• [Extract]

⁂

Both of the nieces busted out laughing. They know I am prohibited by Tidy from saying “holy shit” in their presence. They don’t know it’s because Tidy is afraid they might repeat it in front of nice people, nice people who will form the opinion that Tidy is a self-absorbed loose-moraled alcoholic for permitting her daughters’ exposure to anyone low-class enough to say “holy shit” in front of little kids. The nice people will have no choice but to call CFS. The nieces will be thrown into foster care, Tidy will be sentenced to lousy-mother prison, and I, corrupter of youth, will face a firing squad.

I’ll get a cigarette out of the deal, though, so it won’t be a total loss.

But I digress. The sad tale of Christian insanity I mentioned at the beginning of this post starts here:

The other day Tidy hears that a public school on the poor side of town has raised over $4000 for Haitian relief. She thinks this is awesome, so she calls up Rotel’s affluent god-based school to suggest that they get a sort of break-the-piggy-bank-for-Haiti initiative going. So the kids might broaden their philanthropical horizons or whatever. To Tidy’s surprise, the god school wasn’t down, not in the slightest.

Not that they are totally ignoring Haiti! Au contraire! They’re “keeping Haiti in front of the students” with “prayer.”

That’s when the laugh erupted and lobe blew out.

It was already pulsating a bit from the smelliness of the idea of repurposing the earthquake as a sort of social studies unit to teach young WASPs, not about human suffering and its root causes, but about compulsory altruism and the duty to allocate a small percentage of one’s white privilege loot to indigent brown foreigners. Totally screwed Haitians = golden opportunity to introduce noblesse oblige to Richie Rich.

Gross, yeah, and a poor substitute for the new world order that would really put things right, but at least it generates a little cash for immediate relief efforts. If you haven’t eaten in 4 days, and you manage to scrounge one of those fabled energy biscuits, do you really give a crap about the motives of the sanctimonious chump who texted 10 bucks to the Red Cross?

This prayer gambit on the other hand. It is difficult to imagine an emptier, worthlesser, time-wastinger, efficaciouslesser gesture. In fact, organized prayer has been proven to be 137 times worse than doing nothing at all. This is because compulsory group participation in phony appeals to a fake benevolent American deity is a political behavior that not only fosters intolerable levels of community sanctimony, but reinforces a culture of oppression through repetition of patriarchal doctrine. So not only do marginalized groups get the immediate shaft in the form of material non-support during a crisis; not only are little kids duped into thinking that muttering a few words in chapel is good for earthquake victims; but organized prayer replicates the deleterious effects of godbagism by storing them in the common consciousness to ensure ignorance and obfuscation of truth for future generations.

⁂

• [Extracted information]
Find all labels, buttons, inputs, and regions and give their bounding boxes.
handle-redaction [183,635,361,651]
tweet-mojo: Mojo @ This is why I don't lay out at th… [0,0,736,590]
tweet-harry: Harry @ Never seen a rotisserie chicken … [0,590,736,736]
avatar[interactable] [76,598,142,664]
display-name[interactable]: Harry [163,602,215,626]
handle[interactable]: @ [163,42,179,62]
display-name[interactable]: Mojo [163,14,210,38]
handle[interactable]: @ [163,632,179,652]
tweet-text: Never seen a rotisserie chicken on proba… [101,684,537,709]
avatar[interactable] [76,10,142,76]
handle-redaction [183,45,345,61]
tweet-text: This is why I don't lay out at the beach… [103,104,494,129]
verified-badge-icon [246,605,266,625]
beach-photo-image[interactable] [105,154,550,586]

⁂

• [What to produce] Translate this sentence from the blog post about prayer for Haiti into Spanish: "I’ll get a cigarette out of the deal, though, so it won’t be a total loss."

• [Result] Eso sí, sacaré un cigarrillo del asunto, así que no será una pérdida total.